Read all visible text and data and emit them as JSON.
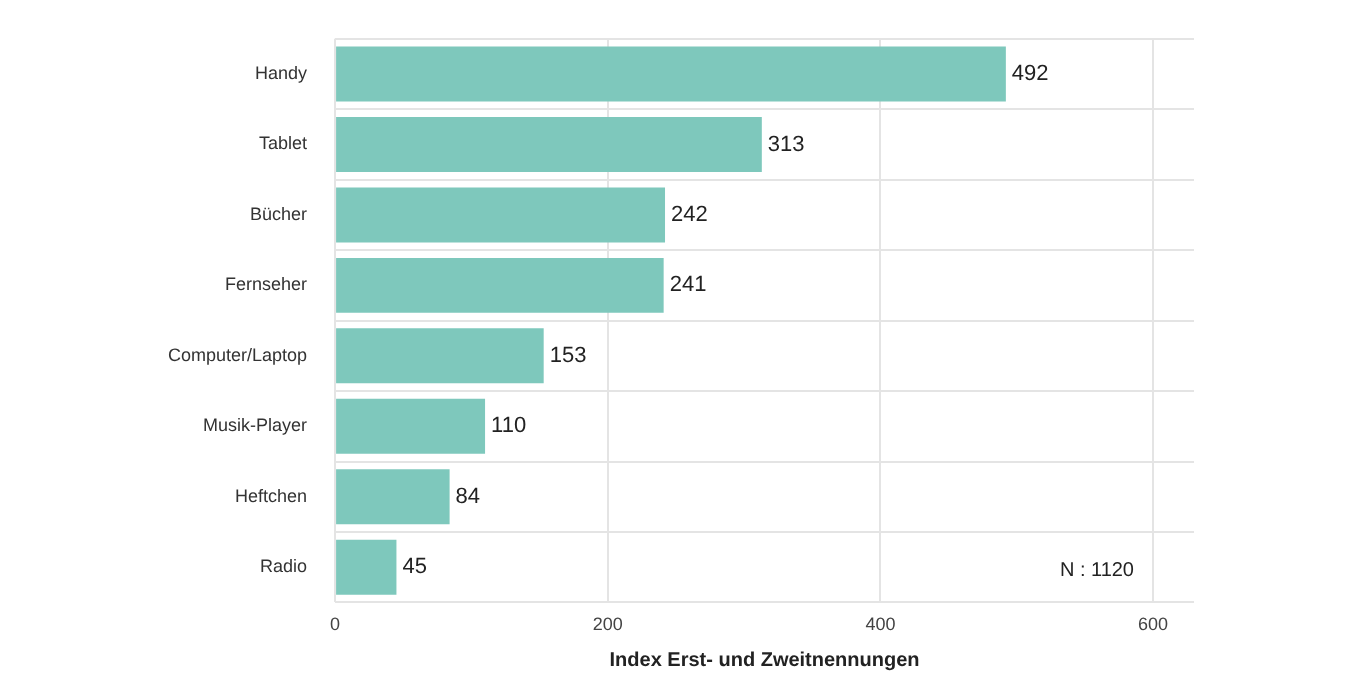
{
  "chart_data": {
    "type": "bar",
    "orientation": "horizontal",
    "xlabel": "Index Erst- und Zweitnennungen",
    "categories": [
      "Handy",
      "Tablet",
      "Bücher",
      "Fernseher",
      "Computer/Laptop",
      "Musik-Player",
      "Heftchen",
      "Radio"
    ],
    "values": [
      492,
      313,
      242,
      241,
      153,
      110,
      84,
      45
    ],
    "color": "#7ec8bc",
    "xlim": [
      0,
      630
    ],
    "xticks": [
      0,
      200,
      400,
      600
    ],
    "grid": true,
    "data_labels": true,
    "legend": false,
    "annotations": [
      "N : 1120"
    ]
  }
}
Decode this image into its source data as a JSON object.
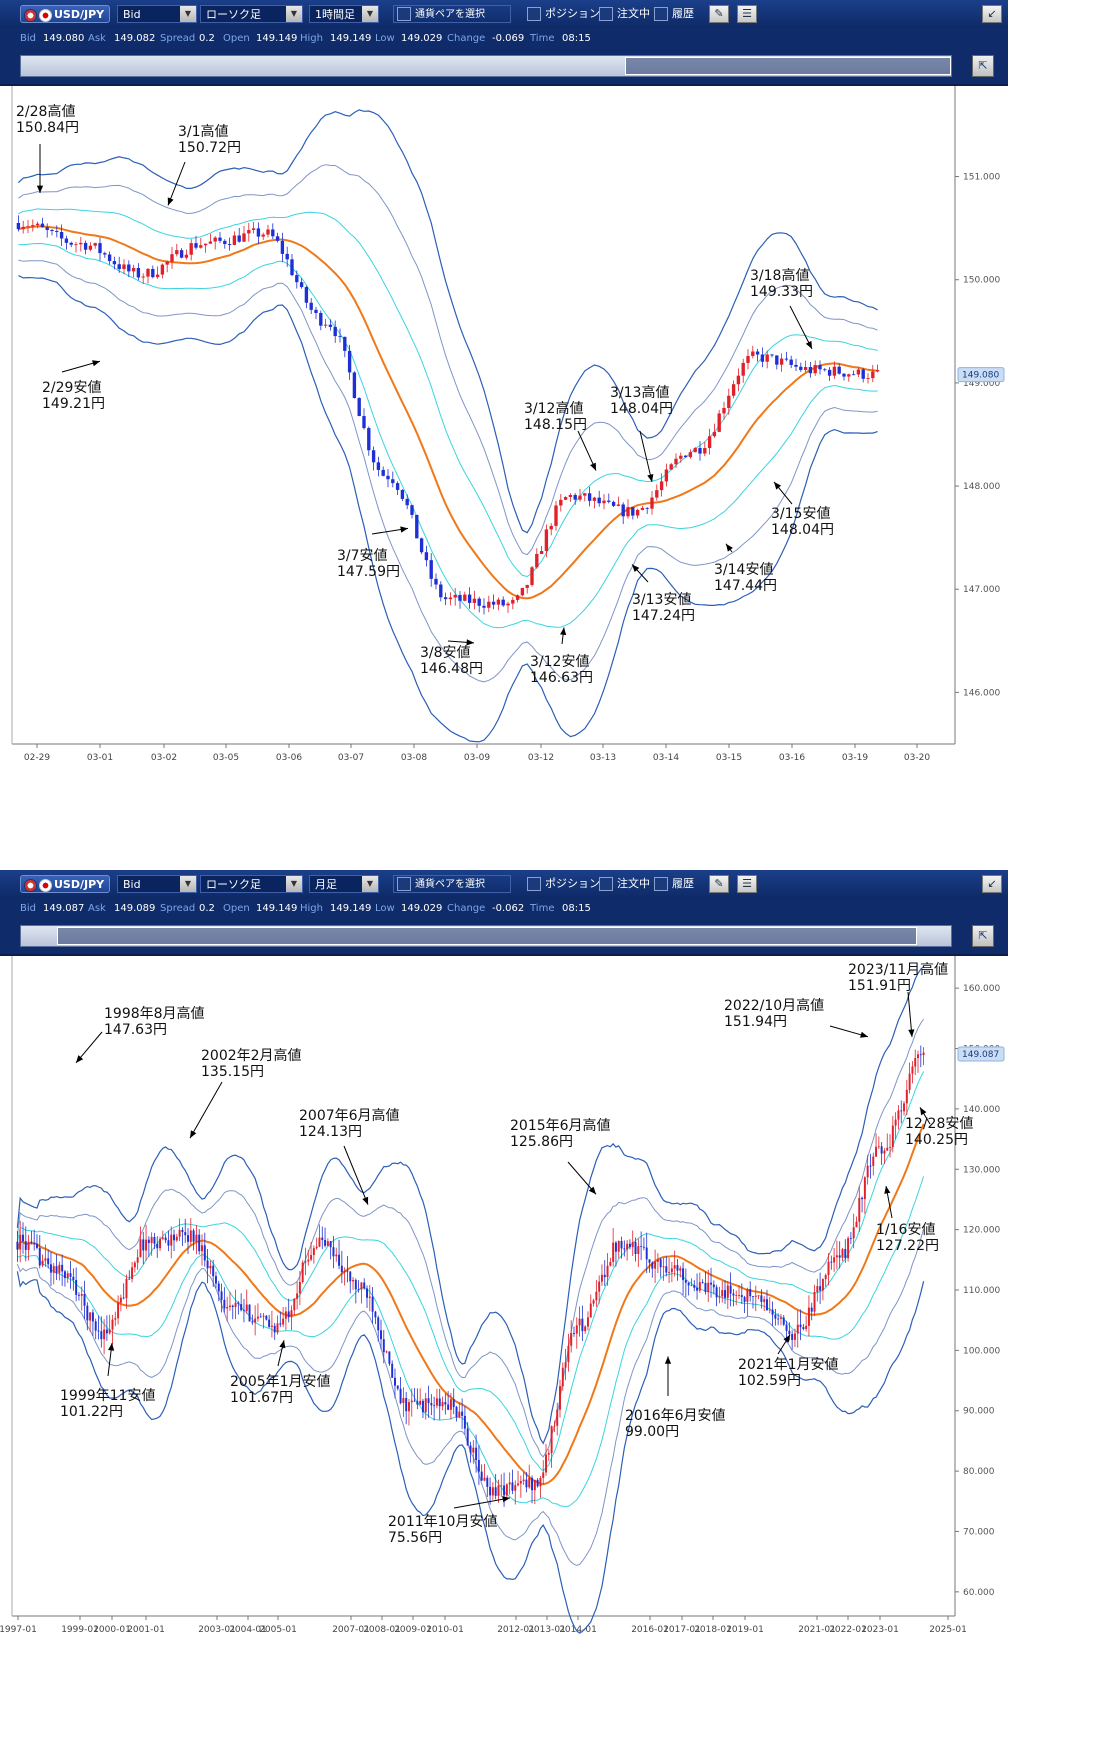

__WRITTEN PROBLEM__
All of the entries above should be duplicated exactly, except for the pictures.

__CORRECT ANSWER__
Read all visible text and data and emit them as JSON.
{
  "chart_data": {
    "type": "bar",
    "orientation": "horizontal",
    "xlabel": "Index Erst- und Zweitnennungen",
    "categories": [
      "Handy",
      "Tablet",
      "Bücher",
      "Fernseher",
      "Computer/Laptop",
      "Musik-Player",
      "Heftchen",
      "Radio"
    ],
    "values": [
      492,
      313,
      242,
      241,
      153,
      110,
      84,
      45
    ],
    "color": "#7ec8bc",
    "xlim": [
      0,
      630
    ],
    "xticks": [
      0,
      200,
      400,
      600
    ],
    "grid": true,
    "data_labels": true,
    "legend": false,
    "annotations": [
      "N : 1120"
    ]
  }
}
Decode this image into its source data as a JSON object.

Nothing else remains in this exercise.